### Problem
Reproduce, without any change, every line in the rows below from the line with "List all visible" to the line with "carrier-pc-frequency: 38.9 MHz", including both of those lines.

### Data listing
# # # # #

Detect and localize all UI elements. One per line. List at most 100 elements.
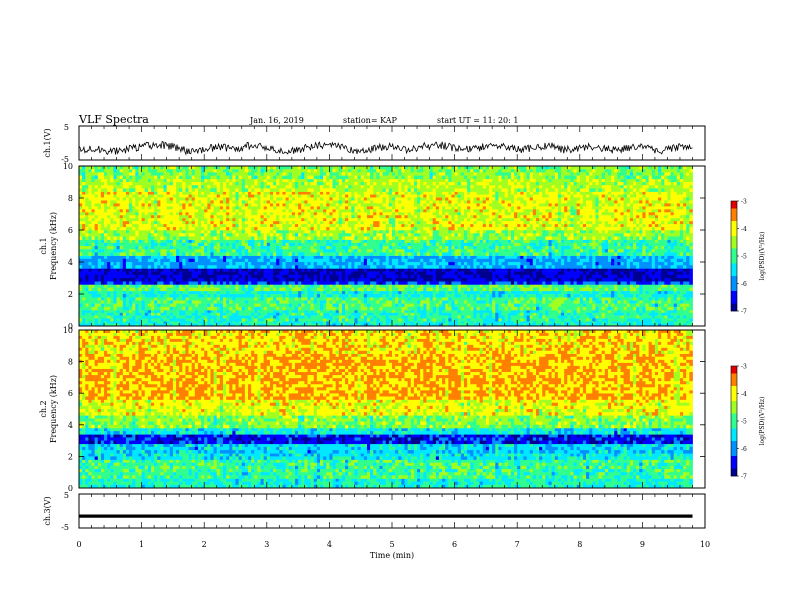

# # # # #

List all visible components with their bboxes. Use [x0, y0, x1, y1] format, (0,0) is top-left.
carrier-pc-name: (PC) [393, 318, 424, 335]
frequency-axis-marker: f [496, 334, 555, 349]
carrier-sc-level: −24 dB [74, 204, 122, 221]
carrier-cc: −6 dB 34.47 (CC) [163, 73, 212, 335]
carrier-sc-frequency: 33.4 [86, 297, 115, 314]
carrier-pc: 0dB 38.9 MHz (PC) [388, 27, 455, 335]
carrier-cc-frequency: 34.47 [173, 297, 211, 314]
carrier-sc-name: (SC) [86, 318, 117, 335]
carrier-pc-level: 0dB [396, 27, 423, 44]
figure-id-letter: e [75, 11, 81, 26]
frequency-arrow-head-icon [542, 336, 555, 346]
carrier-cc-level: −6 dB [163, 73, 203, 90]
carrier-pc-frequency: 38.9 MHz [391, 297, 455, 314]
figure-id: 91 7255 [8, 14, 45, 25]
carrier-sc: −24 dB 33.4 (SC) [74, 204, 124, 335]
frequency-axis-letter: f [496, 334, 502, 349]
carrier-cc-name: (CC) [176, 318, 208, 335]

# # # # #

### Response below
List all visible components with their bboxes. Use [x0, y0, x1, y1] format, (0,0) is top-left.
carrier-pc-name: (PC) [393, 318, 424, 335]
frequency-axis-marker: f [496, 334, 555, 349]
carrier-sc-level: −24 dB [74, 204, 122, 221]
carrier-cc: −6 dB 34.47 (CC) [163, 73, 212, 335]
carrier-sc-frequency: 33.4 [86, 297, 115, 314]
carrier-pc: 0dB 38.9 MHz (PC) [388, 27, 455, 335]
carrier-cc-frequency: 34.47 [173, 297, 211, 314]
carrier-sc-name: (SC) [86, 318, 117, 335]
carrier-pc-level: 0dB [396, 27, 423, 44]
figure-id-letter: e [75, 11, 81, 26]
frequency-arrow-head-icon [542, 336, 555, 346]
carrier-cc-level: −6 dB [163, 73, 203, 90]
carrier-pc-frequency: 38.9 MHz [391, 297, 455, 314]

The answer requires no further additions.